Locate all lines in the data below that hold "également" and show them.

+-------+

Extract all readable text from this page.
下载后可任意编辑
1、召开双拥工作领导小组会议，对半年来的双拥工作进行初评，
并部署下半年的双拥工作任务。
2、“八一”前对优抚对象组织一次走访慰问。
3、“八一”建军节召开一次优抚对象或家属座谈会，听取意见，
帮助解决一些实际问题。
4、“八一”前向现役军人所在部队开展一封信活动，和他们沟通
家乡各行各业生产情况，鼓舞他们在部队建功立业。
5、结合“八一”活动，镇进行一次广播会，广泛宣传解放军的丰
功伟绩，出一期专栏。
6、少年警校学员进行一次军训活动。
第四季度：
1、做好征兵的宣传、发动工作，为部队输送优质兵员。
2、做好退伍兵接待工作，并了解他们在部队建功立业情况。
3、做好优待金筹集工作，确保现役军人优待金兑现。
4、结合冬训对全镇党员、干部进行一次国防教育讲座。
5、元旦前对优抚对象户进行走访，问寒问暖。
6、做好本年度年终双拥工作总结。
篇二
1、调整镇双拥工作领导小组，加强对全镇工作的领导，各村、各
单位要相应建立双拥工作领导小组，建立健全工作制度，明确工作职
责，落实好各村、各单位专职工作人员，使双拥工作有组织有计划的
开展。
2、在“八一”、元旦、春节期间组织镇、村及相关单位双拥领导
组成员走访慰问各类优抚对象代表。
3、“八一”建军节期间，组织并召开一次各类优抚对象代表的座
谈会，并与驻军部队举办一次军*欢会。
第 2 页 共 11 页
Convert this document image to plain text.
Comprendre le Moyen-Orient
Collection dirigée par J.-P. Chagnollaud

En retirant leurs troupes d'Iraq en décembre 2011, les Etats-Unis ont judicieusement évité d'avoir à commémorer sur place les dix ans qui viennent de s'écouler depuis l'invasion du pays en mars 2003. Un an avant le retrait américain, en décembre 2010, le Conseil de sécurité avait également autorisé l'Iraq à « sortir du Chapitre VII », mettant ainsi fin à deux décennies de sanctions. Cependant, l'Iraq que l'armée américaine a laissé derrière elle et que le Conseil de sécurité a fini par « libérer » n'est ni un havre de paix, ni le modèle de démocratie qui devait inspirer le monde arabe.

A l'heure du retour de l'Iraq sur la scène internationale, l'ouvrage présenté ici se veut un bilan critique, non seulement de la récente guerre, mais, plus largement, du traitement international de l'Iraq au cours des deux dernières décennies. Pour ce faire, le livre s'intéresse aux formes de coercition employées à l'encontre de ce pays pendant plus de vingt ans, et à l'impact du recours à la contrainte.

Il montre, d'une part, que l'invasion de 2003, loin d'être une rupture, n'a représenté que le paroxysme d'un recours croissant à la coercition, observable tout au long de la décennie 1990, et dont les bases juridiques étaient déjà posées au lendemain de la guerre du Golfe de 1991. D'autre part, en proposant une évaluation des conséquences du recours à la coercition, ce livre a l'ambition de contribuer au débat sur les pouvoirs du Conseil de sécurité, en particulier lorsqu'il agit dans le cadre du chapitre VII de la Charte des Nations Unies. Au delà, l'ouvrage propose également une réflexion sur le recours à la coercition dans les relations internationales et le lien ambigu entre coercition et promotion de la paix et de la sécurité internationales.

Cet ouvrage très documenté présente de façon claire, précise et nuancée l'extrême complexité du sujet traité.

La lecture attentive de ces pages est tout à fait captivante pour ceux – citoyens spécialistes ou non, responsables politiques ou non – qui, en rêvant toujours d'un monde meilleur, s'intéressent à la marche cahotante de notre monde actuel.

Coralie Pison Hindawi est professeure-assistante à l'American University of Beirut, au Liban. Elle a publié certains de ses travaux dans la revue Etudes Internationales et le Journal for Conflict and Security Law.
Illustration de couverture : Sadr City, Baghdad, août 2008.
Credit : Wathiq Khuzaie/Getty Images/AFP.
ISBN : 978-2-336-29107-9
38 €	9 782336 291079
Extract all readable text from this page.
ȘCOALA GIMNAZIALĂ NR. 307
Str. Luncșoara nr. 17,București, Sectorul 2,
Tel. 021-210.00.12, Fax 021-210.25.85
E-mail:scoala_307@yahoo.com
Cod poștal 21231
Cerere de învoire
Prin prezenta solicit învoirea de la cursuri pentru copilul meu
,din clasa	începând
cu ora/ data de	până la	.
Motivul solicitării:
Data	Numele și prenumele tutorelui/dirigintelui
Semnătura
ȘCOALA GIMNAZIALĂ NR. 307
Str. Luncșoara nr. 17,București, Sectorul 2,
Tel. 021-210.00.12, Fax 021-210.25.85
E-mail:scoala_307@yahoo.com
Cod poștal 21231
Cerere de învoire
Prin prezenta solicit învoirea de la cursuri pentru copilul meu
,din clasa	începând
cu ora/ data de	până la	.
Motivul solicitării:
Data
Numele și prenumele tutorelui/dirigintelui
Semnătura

+-------+

EXERCISE SOLUTION
En retirant leurs troupes d'Iraq en décembre 2011, les Etats-Unis ont judicieusement évité d'avoir à commémorer sur place les dix ans qui viennent de s'écouler depuis l'invasion du pays en mars 2003. Un an avant le retrait américain, en décembre 2010, le Conseil de sécurité avait également autorisé l'Iraq à « sortir du Chapitre VII », mettant ainsi fin à deux décennies de sanctions. Cependant, l'Iraq que l'armée américaine a laissé derrière elle et que le Conseil de sécurité a fini par « libérer » n'est ni un havre de paix, ni le modèle de démocratie qui devait inspirer le monde arabe.
Il montre, d'une part, que l'invasion de 2003, loin d'être une rupture, n'a représenté que le paroxysme d'un recours croissant à la coercition, observable tout au long de la décennie 1990, et dont les bases juridiques étaient déjà posées au lendemain de la guerre du Golfe de 1991. D'autre part, en proposant une évaluation des conséquences du recours à la coercition, ce livre a l'ambition de contribuer au débat sur les pouvoirs du Conseil de sécurité, en particulier lorsqu'il agit dans le cadre du chapitre VII de la Charte des Nations Unies. Au delà, l'ouvrage propose également une réflexion sur le recours à la coercition dans les relations internationales et le lien ambigu entre coercition et promotion de la paix et de la sécurité internationales.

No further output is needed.